# [Stated task]
Reproduce each record below exactly as written.

# [Data excerpts]

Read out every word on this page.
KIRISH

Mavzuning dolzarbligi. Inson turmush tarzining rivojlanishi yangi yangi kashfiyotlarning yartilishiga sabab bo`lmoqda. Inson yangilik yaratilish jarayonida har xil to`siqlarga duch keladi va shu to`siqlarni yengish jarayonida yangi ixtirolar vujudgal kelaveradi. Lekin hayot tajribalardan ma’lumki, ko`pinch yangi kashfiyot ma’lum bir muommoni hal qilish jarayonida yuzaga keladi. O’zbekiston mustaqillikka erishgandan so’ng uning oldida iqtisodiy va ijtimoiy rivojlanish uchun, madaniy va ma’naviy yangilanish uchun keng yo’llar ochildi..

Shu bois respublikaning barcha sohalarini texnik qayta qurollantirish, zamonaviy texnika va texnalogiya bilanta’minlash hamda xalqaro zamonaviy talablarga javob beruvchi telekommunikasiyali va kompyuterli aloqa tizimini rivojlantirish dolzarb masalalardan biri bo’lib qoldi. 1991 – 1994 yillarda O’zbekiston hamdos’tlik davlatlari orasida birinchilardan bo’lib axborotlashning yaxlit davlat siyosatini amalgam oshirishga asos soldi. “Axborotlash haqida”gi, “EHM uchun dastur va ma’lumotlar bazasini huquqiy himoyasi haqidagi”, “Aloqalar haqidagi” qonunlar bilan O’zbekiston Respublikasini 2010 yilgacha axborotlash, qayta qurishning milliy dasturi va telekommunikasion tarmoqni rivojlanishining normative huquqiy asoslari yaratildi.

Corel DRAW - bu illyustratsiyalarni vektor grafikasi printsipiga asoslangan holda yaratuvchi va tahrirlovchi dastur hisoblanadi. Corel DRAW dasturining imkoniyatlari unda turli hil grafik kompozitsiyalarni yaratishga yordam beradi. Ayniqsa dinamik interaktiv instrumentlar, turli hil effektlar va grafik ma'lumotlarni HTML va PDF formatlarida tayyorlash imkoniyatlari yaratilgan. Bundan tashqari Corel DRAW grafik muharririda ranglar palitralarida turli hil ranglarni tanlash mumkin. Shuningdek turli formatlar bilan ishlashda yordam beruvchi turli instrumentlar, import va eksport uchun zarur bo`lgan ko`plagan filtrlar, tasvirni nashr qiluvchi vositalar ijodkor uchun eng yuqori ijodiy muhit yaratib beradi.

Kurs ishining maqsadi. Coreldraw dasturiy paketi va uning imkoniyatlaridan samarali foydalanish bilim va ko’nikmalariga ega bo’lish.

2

# [Complete response]
Read out every word on this page.
KIRISH

Mavzuning dolzarbligi. Inson turmush tarzining rivojlanishi yangi yangi kashfiyotlarning yartilishiga sabab bo`lmoqda. Inson yangilik yaratilish jarayonida har xil to`siqlarga duch keladi va shu to`siqlarni yengish jarayonida yangi ixtirolar vujudgal kelaveradi. Lekin hayot tajribalardan ma’lumki, ko`pinch yangi kashfiyot ma’lum bir muommoni hal qilish jarayonida yuzaga keladi. O’zbekiston mustaqillikka erishgandan so’ng uning oldida iqtisodiy va ijtimoiy rivojlanish uchun, madaniy va ma’naviy yangilanish uchun keng yo’llar ochildi..

Shu bois respublikaning barcha sohalarini texnik qayta qurollantirish, zamonaviy texnika va texnalogiya bilanta’minlash hamda xalqaro zamonaviy talablarga javob beruvchi telekommunikasiyali va kompyuterli aloqa tizimini rivojlantirish dolzarb masalalardan biri bo’lib qoldi. 1991 – 1994 yillarda O’zbekiston hamdos’tlik davlatlari orasida birinchilardan bo’lib axborotlashning yaxlit davlat siyosatini amalgam oshirishga asos soldi. “Axborotlash haqida”gi, “EHM uchun dastur va ma’lumotlar bazasini huquqiy himoyasi haqidagi”, “Aloqalar haqidagi” qonunlar bilan O’zbekiston Respublikasini 2010 yilgacha axborotlash, qayta qurishning milliy dasturi va telekommunikasion tarmoqni rivojlanishining normative huquqiy asoslari yaratildi.

Corel DRAW - bu illyustratsiyalarni vektor grafikasi printsipiga asoslangan holda yaratuvchi va tahrirlovchi dastur hisoblanadi. Corel DRAW dasturining imkoniyatlari unda turli hil grafik kompozitsiyalarni yaratishga yordam beradi. Ayniqsa dinamik interaktiv instrumentlar, turli hil effektlar va grafik ma'lumotlarni HTML va PDF formatlarida tayyorlash imkoniyatlari yaratilgan. Bundan tashqari Corel DRAW grafik muharririda ranglar palitralarida turli hil ranglarni tanlash mumkin. Shuningdek turli formatlar bilan ishlashda yordam beruvchi turli instrumentlar, import va eksport uchun zarur bo`lgan ko`plagan filtrlar, tasvirni nashr qiluvchi vositalar ijodkor uchun eng yuqori ijodiy muhit yaratib beradi.

Kurs ishining maqsadi. Coreldraw dasturiy paketi va uning imkoniyatlaridan samarali foydalanish bilim va ko’nikmalariga ega bo’lish.

2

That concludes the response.